Dataset rows =>
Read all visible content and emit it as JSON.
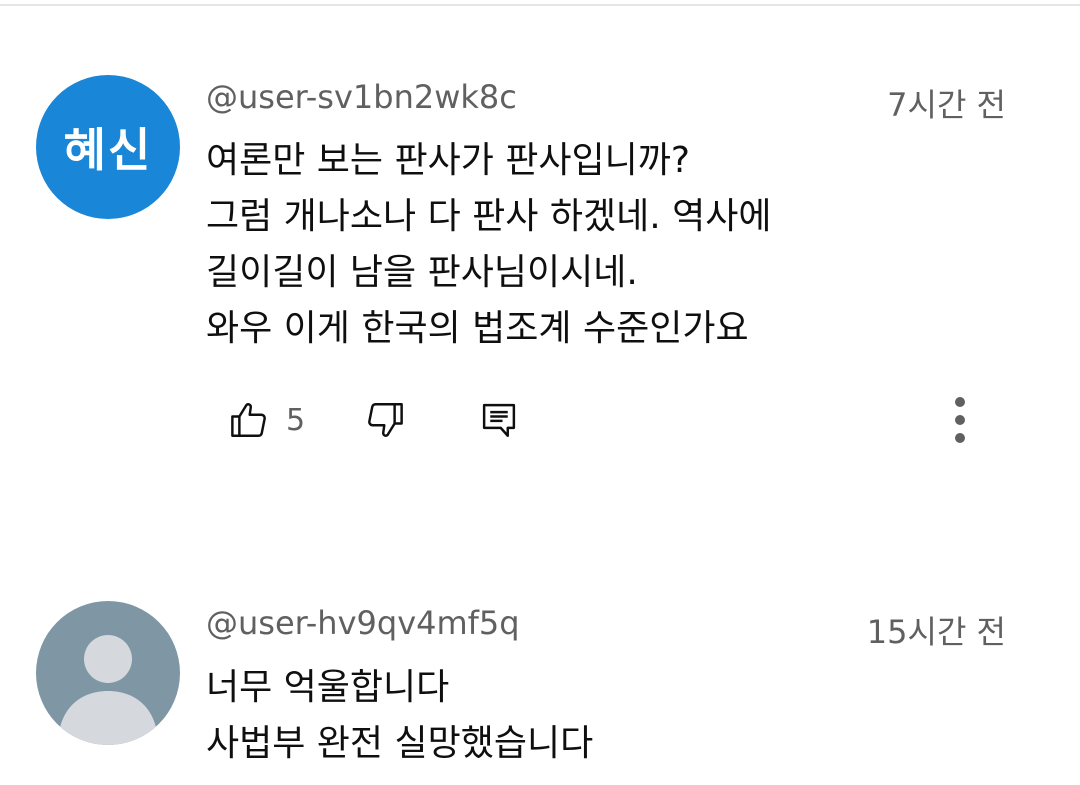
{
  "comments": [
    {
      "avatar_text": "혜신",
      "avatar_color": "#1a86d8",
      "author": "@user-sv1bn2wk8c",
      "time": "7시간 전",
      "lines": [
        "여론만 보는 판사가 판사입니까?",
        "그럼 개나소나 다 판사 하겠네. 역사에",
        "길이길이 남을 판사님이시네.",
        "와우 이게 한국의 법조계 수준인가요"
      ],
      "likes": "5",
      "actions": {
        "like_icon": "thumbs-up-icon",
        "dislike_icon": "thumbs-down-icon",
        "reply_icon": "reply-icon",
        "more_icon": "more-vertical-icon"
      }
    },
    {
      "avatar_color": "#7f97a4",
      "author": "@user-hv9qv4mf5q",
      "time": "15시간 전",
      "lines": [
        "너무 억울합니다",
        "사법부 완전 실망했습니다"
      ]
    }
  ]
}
==
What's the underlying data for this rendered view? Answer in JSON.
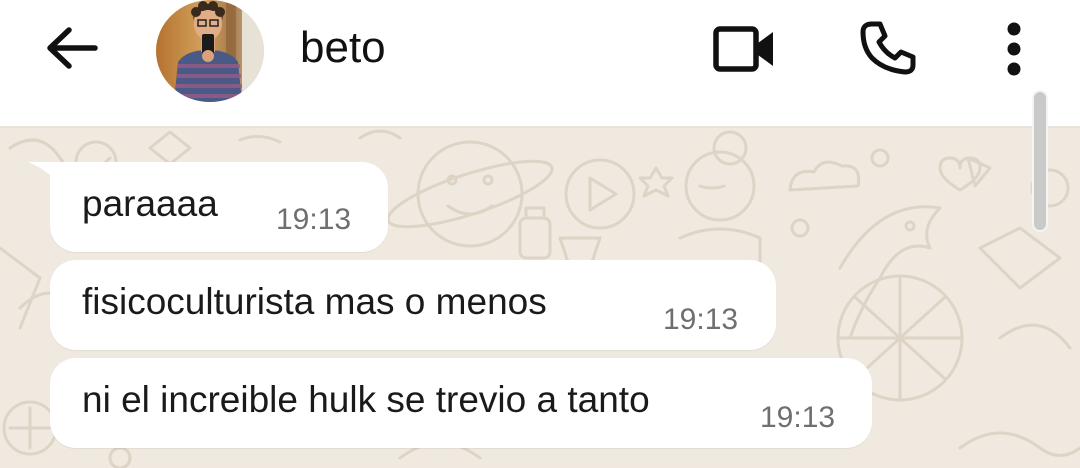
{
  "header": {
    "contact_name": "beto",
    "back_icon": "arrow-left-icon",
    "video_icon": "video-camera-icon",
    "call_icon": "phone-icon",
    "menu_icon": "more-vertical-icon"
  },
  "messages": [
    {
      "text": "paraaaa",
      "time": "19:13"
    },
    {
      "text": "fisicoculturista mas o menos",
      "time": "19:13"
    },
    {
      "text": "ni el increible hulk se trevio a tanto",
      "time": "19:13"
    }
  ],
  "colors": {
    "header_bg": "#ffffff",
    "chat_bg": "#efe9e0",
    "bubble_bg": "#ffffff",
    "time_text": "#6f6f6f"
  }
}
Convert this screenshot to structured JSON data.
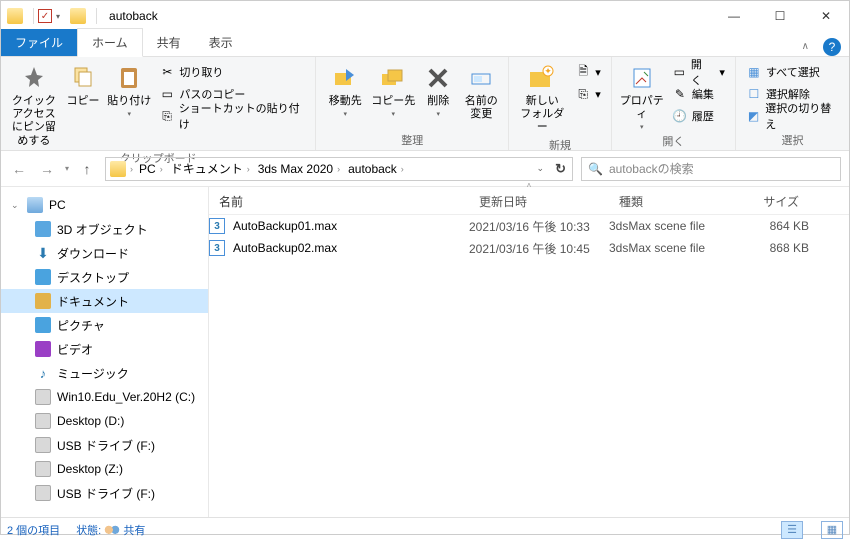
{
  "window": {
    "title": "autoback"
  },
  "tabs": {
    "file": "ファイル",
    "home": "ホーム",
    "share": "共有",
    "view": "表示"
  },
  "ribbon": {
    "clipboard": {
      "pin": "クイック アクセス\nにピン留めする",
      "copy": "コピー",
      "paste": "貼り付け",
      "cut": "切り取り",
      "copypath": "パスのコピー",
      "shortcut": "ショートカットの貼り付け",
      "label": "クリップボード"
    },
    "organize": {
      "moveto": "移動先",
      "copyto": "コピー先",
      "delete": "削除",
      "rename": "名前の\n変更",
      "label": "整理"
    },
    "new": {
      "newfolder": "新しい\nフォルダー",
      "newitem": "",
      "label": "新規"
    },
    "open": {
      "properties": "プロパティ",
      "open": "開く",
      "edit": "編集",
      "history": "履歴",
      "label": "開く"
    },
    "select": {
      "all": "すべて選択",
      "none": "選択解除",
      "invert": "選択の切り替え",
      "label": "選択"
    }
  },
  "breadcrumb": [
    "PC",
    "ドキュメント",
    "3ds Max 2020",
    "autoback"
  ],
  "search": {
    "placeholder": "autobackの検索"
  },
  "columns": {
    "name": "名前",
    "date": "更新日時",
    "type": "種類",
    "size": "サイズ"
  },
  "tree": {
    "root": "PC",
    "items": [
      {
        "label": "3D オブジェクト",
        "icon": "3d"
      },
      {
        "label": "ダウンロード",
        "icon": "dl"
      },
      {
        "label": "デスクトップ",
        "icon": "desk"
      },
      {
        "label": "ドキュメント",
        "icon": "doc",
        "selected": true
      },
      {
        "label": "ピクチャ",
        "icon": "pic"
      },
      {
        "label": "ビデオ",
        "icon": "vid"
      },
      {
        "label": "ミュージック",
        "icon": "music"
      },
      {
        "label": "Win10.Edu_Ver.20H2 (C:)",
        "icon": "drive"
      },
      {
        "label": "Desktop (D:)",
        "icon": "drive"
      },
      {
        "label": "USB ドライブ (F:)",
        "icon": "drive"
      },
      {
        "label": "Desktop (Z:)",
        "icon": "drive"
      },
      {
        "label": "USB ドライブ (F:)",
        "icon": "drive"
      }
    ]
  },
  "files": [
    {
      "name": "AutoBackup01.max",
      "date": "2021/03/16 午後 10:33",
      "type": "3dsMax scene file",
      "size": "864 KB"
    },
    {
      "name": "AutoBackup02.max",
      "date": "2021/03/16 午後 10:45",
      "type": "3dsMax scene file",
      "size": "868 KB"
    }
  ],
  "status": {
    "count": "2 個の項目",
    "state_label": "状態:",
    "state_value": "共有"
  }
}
--
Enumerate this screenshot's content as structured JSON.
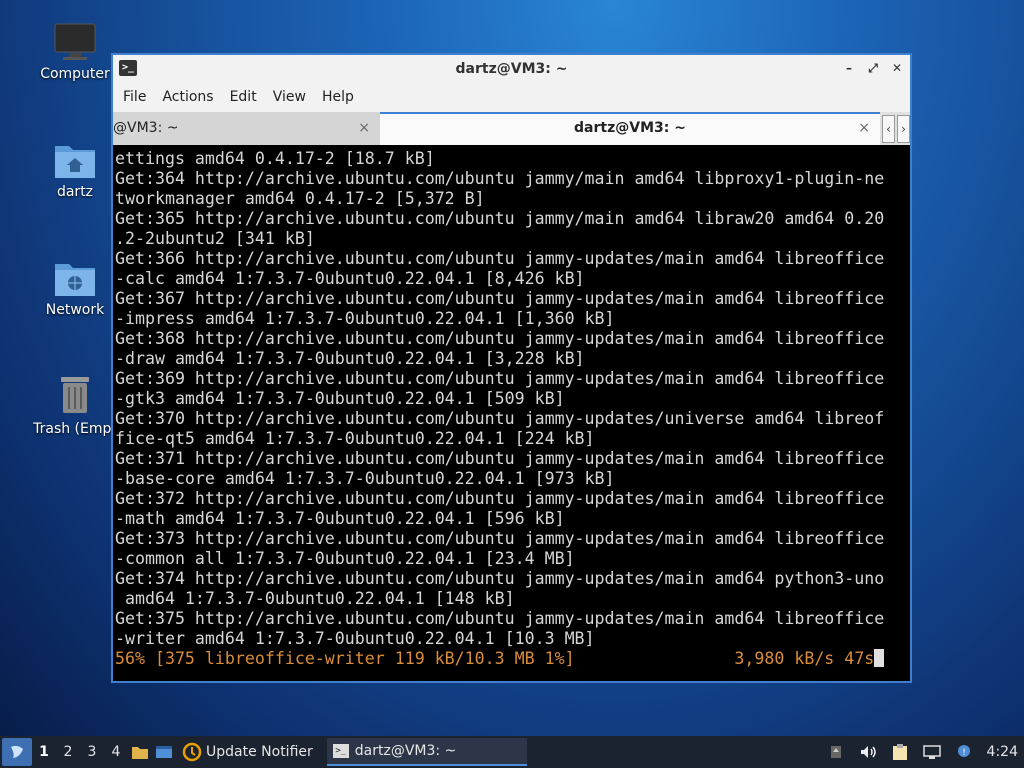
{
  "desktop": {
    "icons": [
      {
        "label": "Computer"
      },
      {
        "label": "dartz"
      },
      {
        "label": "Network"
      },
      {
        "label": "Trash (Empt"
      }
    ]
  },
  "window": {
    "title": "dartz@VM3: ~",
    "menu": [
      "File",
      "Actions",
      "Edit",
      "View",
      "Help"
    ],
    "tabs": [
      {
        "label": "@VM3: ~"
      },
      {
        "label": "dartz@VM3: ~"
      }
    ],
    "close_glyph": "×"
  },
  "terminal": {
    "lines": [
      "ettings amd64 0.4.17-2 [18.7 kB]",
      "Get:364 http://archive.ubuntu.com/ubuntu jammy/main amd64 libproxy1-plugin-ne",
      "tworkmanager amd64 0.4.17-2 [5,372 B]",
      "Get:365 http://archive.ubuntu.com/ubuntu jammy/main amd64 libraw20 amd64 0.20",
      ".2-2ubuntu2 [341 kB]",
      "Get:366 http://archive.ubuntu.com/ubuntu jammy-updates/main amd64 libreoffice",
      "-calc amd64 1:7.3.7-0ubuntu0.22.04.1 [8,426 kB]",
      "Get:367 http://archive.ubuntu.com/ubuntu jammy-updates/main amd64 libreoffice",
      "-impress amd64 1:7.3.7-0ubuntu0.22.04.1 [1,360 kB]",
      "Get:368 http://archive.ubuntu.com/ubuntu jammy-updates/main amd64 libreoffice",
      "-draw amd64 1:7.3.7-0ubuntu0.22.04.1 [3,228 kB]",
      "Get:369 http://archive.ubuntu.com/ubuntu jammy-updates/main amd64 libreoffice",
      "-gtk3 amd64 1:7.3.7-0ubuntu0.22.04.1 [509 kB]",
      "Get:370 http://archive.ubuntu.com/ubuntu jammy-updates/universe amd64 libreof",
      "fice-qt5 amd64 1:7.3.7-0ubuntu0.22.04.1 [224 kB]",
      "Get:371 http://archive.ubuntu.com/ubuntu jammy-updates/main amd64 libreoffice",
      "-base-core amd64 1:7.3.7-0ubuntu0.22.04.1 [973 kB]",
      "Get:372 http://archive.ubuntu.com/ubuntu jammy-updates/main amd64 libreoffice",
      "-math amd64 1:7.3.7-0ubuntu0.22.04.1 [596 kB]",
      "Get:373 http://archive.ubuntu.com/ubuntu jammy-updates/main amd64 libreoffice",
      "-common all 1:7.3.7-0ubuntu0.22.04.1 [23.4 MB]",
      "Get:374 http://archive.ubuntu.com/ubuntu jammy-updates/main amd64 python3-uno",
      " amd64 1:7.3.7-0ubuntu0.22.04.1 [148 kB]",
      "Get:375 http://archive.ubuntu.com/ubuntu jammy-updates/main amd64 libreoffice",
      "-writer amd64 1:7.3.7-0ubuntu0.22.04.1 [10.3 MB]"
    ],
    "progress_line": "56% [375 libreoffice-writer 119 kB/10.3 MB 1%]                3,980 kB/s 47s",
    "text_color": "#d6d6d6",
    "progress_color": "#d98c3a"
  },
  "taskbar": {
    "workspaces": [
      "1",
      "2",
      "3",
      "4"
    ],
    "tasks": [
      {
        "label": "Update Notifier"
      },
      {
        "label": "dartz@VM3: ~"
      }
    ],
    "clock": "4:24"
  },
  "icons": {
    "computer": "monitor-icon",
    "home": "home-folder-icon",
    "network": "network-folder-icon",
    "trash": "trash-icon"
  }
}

Task =>
Copy out every line of the data that includes "screenshot".

Full solution =>
Convert this screenshot to structured JSON data.
Enumerate this screenshot's content as structured JSON.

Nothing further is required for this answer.